◆ **REQUIRED TASK**:
Output the data exactly, with every line intact.

########

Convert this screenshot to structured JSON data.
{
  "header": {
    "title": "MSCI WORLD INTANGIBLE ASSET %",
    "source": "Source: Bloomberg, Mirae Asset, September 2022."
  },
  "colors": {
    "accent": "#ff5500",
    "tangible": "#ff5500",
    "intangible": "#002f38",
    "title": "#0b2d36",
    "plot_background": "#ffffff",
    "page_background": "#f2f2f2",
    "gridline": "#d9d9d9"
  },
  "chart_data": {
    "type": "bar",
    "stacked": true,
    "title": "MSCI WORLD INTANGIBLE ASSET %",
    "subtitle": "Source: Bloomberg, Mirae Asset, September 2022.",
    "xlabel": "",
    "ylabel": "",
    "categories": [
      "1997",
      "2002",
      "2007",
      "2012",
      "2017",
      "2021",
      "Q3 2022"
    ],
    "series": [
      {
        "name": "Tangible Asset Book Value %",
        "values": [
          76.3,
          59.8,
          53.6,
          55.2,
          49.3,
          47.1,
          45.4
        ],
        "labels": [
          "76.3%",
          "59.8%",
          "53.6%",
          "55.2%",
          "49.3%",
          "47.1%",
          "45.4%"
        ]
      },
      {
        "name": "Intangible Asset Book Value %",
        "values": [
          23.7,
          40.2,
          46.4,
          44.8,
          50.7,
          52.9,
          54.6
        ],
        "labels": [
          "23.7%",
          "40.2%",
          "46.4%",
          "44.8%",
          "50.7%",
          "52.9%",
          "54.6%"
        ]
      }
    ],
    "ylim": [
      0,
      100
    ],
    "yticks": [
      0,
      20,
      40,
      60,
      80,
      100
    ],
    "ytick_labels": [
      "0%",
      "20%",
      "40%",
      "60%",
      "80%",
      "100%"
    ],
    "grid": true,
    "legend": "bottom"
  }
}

########

◆ **FULL ANSWER**:
Convert this screenshot to structured JSON data.
{
  "header": {
    "title": "MSCI WORLD INTANGIBLE ASSET %",
    "source": "Source: Bloomberg, Mirae Asset, September 2022."
  },
  "colors": {
    "accent": "#ff5500",
    "tangible": "#ff5500",
    "intangible": "#002f38",
    "title": "#0b2d36",
    "plot_background": "#ffffff",
    "page_background": "#f2f2f2",
    "gridline": "#d9d9d9"
  },
  "chart_data": {
    "type": "bar",
    "stacked": true,
    "title": "MSCI WORLD INTANGIBLE ASSET %",
    "subtitle": "Source: Bloomberg, Mirae Asset, September 2022.",
    "xlabel": "",
    "ylabel": "",
    "categories": [
      "1997",
      "2002",
      "2007",
      "2012",
      "2017",
      "2021",
      "Q3 2022"
    ],
    "series": [
      {
        "name": "Tangible Asset Book Value %",
        "values": [
          76.3,
          59.8,
          53.6,
          55.2,
          49.3,
          47.1,
          45.4
        ],
        "labels": [
          "76.3%",
          "59.8%",
          "53.6%",
          "55.2%",
          "49.3%",
          "47.1%",
          "45.4%"
        ]
      },
      {
        "name": "Intangible Asset Book Value %",
        "values": [
          23.7,
          40.2,
          46.4,
          44.8,
          50.7,
          52.9,
          54.6
        ],
        "labels": [
          "23.7%",
          "40.2%",
          "46.4%",
          "44.8%",
          "50.7%",
          "52.9%",
          "54.6%"
        ]
      }
    ],
    "ylim": [
      0,
      100
    ],
    "yticks": [
      0,
      20,
      40,
      60,
      80,
      100
    ],
    "ytick_labels": [
      "0%",
      "20%",
      "40%",
      "60%",
      "80%",
      "100%"
    ],
    "grid": true,
    "legend": "bottom"
  }
}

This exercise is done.